_Dataset extract_
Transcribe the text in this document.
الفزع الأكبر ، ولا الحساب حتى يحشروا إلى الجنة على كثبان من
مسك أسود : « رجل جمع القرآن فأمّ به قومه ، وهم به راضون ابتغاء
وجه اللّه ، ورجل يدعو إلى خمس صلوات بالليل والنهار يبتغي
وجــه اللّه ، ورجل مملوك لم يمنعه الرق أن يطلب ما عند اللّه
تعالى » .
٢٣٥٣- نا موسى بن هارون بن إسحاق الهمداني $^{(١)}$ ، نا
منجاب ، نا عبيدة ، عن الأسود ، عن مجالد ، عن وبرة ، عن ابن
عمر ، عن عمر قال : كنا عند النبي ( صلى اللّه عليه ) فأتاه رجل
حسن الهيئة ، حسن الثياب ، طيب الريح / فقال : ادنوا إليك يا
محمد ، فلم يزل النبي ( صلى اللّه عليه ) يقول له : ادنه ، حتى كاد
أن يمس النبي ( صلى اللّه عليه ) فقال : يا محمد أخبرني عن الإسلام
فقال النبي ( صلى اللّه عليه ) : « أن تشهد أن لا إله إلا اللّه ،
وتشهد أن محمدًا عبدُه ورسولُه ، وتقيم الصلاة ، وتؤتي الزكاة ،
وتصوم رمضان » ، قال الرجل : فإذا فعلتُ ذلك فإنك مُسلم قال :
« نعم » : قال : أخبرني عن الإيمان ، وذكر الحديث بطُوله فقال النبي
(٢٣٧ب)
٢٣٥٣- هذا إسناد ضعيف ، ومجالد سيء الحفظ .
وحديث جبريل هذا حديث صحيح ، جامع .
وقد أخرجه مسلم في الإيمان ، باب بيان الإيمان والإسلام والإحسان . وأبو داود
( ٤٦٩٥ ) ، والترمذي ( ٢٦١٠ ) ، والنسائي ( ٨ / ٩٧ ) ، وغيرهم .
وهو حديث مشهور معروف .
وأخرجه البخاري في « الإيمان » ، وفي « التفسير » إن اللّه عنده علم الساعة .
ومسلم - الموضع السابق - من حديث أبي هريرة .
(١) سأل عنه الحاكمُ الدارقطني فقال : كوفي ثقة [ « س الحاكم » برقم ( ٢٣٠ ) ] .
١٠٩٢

_Stated goal_
Say how many lines of the data include the word "فقال". Nothing other than the number should be given.

_Solution to the problem_
5